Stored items

◆ ◆ ◆

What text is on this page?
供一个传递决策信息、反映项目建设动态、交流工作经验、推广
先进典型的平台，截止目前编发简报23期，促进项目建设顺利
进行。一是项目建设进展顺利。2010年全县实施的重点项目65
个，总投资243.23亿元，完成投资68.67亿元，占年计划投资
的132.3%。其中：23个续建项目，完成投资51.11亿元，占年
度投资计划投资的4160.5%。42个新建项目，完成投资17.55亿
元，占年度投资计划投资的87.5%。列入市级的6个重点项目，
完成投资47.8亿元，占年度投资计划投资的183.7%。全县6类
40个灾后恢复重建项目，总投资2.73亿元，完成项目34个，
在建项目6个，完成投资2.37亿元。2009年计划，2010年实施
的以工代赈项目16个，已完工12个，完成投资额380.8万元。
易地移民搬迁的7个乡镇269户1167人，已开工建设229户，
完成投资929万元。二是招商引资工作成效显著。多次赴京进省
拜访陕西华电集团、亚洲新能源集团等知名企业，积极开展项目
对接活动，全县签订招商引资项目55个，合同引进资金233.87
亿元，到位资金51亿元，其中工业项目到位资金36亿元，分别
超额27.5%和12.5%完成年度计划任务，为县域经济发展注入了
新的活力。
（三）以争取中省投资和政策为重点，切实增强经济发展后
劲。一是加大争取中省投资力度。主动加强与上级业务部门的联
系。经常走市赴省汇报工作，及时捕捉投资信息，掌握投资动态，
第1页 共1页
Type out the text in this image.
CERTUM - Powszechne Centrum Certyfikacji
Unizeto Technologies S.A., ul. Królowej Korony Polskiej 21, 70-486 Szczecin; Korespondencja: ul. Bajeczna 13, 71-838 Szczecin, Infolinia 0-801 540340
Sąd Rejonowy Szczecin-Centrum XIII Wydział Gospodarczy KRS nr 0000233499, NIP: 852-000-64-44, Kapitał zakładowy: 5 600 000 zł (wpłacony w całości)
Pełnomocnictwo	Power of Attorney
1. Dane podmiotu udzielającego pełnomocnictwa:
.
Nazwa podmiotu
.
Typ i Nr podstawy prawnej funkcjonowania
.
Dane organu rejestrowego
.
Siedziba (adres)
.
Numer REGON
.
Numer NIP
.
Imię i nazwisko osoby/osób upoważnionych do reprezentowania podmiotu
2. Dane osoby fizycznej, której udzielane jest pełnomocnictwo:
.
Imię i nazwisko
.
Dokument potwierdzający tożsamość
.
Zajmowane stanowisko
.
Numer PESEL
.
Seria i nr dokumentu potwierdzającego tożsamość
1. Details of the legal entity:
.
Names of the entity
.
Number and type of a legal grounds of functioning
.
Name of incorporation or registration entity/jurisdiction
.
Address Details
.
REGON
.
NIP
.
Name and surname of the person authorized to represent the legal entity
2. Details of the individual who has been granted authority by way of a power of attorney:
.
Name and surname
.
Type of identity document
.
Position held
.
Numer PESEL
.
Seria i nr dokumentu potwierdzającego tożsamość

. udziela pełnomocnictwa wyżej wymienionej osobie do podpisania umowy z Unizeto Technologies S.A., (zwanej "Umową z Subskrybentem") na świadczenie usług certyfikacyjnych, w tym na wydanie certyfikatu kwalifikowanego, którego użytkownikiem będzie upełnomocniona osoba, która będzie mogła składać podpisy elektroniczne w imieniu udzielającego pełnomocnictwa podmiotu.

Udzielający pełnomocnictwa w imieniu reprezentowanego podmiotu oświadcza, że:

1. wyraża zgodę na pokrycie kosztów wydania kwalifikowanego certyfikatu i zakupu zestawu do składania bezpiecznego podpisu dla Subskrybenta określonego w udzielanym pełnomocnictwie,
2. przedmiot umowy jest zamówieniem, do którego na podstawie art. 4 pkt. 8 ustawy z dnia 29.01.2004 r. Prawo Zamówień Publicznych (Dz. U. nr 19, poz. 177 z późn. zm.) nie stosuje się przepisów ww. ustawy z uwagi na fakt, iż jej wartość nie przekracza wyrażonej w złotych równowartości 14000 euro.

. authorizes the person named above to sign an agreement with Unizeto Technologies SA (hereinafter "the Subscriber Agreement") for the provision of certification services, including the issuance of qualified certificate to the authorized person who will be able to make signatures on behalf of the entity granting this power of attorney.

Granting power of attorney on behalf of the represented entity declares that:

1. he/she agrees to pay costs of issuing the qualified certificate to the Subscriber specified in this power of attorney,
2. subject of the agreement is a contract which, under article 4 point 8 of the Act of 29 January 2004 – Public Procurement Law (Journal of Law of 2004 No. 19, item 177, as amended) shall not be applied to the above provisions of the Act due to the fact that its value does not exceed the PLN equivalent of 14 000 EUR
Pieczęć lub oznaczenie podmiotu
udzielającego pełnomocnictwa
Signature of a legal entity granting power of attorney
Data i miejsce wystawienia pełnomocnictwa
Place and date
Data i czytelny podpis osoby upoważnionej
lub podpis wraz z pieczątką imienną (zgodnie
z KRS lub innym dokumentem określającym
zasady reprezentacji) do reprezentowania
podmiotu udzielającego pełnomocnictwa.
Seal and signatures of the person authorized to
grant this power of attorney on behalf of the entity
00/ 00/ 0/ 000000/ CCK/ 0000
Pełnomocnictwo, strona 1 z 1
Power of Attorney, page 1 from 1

◆ ◆ ◆

Take every line that includes the string "Imię" and copy it.

Imię i nazwisko osoby/osób upoważnionych do reprezentowania podmiotu
Imię i nazwisko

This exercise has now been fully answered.